Data provided:
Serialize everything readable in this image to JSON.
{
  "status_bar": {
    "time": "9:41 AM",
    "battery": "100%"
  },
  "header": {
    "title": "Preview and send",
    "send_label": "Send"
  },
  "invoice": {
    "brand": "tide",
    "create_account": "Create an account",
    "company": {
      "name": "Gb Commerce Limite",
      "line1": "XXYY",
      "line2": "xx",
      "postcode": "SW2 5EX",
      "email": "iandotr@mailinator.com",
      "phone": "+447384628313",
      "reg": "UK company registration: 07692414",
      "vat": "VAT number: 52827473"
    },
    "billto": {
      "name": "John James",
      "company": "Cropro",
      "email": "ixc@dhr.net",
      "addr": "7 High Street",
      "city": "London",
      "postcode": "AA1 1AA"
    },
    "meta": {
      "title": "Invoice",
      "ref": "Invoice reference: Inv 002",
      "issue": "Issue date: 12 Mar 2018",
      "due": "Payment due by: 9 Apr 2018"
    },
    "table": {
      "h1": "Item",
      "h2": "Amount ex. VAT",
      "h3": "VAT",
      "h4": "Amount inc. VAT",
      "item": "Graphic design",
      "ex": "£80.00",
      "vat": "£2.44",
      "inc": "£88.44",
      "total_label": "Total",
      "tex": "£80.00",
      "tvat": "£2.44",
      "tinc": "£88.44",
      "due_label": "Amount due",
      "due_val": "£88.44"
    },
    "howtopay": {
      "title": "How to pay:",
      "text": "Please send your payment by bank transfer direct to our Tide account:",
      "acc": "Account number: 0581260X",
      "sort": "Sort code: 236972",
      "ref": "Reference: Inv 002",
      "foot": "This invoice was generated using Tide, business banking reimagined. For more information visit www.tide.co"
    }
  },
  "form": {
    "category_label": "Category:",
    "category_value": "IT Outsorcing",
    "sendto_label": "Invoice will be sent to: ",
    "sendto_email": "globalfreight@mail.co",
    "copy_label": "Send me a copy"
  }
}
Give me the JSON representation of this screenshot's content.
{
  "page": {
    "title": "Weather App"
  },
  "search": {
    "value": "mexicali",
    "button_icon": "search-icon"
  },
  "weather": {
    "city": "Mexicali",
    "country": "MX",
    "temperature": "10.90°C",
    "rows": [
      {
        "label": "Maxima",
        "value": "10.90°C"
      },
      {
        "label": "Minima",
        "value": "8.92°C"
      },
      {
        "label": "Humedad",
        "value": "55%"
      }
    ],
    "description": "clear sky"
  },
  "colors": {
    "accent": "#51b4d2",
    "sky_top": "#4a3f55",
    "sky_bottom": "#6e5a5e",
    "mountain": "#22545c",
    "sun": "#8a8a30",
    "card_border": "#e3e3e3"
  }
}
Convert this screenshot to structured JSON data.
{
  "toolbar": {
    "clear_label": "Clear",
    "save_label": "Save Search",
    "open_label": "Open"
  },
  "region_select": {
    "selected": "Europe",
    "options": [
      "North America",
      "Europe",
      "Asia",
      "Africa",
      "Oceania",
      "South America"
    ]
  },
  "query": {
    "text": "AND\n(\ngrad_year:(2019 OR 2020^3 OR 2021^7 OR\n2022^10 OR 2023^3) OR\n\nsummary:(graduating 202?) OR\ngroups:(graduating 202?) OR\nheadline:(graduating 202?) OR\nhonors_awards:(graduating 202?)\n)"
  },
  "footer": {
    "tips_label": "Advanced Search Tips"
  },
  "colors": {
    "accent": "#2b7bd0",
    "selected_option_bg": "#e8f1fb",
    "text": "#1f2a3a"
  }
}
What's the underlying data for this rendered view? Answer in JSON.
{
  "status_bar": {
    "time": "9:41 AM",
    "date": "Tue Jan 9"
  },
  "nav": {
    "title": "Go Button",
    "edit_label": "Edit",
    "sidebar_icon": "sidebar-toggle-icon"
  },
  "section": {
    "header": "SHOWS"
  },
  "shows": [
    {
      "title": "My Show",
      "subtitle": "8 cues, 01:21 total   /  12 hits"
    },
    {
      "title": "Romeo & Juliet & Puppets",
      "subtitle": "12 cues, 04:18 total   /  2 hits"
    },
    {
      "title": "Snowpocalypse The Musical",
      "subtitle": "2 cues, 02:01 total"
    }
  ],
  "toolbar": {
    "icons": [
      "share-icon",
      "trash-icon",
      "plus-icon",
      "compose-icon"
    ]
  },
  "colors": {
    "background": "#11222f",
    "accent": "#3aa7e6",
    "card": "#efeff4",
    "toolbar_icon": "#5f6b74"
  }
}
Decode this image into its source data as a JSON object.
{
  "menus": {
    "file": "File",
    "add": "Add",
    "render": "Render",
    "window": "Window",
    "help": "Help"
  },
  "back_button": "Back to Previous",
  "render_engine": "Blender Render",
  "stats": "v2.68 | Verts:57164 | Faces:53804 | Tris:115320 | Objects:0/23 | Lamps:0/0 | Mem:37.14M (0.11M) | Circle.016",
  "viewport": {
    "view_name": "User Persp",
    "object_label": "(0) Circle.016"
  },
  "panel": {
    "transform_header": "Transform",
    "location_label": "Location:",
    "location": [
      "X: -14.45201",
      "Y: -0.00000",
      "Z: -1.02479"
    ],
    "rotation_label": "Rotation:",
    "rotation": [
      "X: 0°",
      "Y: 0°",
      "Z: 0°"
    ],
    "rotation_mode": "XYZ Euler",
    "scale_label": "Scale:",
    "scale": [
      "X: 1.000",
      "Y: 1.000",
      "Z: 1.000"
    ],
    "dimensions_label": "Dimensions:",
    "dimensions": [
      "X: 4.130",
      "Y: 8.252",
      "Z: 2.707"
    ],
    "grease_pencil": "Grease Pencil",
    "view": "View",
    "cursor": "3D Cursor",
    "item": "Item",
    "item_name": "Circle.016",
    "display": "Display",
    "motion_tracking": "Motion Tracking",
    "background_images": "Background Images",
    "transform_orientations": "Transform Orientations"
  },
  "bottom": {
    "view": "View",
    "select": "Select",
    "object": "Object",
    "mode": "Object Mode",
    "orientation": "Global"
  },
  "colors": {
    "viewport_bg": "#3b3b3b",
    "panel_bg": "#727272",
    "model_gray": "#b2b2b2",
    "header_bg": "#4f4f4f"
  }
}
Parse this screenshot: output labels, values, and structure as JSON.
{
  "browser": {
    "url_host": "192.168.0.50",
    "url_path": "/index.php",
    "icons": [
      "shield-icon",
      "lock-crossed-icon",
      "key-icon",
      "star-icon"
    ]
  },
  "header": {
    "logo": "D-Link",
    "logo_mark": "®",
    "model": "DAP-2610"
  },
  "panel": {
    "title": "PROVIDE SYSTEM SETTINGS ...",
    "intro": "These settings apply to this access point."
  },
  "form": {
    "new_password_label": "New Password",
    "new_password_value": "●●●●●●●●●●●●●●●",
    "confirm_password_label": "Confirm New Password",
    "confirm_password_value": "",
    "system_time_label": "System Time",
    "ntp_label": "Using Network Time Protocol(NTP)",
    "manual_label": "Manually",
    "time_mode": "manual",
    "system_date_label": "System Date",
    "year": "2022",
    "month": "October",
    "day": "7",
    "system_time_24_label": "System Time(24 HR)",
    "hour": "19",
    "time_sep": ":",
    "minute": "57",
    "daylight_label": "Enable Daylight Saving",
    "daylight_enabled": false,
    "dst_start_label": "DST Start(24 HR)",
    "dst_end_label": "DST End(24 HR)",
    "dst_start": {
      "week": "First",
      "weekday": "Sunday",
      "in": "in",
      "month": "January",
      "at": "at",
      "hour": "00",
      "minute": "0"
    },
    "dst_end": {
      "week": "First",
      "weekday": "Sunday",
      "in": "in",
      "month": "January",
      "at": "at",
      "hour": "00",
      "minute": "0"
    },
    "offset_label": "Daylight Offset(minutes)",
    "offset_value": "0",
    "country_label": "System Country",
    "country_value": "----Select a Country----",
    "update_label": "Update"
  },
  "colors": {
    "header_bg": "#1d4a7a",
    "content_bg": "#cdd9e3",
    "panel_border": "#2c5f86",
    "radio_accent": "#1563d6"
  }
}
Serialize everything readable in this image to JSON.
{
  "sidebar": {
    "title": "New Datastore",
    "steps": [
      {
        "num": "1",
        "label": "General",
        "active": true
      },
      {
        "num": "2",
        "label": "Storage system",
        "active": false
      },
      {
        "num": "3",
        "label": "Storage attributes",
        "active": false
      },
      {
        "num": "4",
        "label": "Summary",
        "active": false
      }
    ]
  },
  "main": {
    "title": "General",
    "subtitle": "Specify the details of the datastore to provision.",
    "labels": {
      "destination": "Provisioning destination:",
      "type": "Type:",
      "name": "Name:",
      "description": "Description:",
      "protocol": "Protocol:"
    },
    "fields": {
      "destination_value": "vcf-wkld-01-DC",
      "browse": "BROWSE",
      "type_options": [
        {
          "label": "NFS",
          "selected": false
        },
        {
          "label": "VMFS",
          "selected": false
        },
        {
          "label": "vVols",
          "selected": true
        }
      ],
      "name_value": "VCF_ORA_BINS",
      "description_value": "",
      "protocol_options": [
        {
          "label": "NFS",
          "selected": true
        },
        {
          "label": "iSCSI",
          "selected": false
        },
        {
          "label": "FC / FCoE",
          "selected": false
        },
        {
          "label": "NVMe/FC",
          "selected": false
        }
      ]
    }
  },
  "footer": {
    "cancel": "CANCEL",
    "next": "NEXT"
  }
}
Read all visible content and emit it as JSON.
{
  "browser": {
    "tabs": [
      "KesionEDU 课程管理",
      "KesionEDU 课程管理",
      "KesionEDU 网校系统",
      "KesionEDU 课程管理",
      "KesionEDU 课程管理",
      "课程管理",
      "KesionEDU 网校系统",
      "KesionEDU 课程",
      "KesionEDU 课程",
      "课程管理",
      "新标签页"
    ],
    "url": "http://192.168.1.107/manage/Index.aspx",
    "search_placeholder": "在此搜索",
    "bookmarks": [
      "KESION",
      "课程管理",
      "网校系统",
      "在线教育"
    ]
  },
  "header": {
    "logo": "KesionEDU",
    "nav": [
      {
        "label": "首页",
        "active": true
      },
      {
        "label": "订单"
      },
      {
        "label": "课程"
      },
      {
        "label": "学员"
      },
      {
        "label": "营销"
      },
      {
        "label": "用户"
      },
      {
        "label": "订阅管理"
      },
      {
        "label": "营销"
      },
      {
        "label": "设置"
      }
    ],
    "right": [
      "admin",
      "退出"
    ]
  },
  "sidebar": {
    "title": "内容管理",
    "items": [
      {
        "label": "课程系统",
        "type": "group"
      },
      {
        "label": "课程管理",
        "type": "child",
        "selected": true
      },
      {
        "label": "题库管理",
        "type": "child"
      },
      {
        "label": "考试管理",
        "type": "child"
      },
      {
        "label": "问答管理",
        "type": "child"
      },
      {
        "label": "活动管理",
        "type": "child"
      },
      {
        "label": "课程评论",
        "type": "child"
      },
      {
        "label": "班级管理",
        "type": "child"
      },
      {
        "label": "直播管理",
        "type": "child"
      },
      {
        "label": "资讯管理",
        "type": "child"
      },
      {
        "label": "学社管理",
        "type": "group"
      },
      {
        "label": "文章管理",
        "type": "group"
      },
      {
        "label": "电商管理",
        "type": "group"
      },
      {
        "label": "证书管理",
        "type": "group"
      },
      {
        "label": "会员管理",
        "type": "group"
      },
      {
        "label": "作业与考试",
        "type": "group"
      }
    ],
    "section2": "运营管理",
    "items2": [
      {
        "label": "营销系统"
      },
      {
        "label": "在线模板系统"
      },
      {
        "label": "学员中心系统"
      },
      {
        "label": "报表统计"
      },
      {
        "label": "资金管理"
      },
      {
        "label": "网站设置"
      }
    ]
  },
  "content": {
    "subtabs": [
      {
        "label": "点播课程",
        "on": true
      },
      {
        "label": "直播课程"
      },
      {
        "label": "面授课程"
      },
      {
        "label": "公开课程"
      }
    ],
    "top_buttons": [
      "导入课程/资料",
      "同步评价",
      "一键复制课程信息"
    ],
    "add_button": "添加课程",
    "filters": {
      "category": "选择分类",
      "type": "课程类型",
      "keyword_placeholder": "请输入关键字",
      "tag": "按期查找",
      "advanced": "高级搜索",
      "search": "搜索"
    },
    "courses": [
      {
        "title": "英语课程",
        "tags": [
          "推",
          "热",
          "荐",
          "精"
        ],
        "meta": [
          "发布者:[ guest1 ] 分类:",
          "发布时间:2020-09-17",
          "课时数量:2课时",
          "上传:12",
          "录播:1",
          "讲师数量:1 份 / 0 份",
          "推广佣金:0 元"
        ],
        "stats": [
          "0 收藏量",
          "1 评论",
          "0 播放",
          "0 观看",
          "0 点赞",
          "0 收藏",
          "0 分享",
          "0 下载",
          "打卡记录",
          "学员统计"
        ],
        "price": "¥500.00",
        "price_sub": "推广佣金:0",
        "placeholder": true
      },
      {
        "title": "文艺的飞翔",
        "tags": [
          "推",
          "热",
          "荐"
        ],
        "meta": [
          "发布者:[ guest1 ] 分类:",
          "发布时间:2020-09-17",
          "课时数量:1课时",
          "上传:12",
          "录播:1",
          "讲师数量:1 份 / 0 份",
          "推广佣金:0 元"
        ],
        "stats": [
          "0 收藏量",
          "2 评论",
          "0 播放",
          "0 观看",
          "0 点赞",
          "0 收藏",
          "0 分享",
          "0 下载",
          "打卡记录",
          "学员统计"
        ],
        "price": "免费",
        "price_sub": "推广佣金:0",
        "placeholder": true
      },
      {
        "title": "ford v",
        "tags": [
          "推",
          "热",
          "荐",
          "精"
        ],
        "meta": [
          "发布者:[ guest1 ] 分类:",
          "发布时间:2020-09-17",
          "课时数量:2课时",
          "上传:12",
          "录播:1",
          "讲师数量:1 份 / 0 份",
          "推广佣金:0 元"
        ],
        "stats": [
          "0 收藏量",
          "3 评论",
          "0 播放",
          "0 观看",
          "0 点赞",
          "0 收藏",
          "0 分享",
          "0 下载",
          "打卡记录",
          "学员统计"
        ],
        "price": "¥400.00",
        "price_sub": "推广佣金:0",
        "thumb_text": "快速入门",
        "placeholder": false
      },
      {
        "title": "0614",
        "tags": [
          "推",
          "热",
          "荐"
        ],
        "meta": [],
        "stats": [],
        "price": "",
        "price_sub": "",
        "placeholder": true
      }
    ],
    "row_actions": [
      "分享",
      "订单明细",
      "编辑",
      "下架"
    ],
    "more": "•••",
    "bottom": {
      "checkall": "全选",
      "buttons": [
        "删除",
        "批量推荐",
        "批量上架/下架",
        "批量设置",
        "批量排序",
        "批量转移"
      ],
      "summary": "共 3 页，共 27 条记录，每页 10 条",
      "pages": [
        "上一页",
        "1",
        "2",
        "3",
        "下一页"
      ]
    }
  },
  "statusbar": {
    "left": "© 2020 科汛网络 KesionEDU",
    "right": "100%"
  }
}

Short exercise: Pull out and copy each line containing the string "cues".

Task result:
      "subtitle": "8 cues, 01:21 total   /  12 hits"
      "subtitle": "12 cues, 04:18 total   /  2 hits"
      "subtitle": "2 cues, 02:01 total"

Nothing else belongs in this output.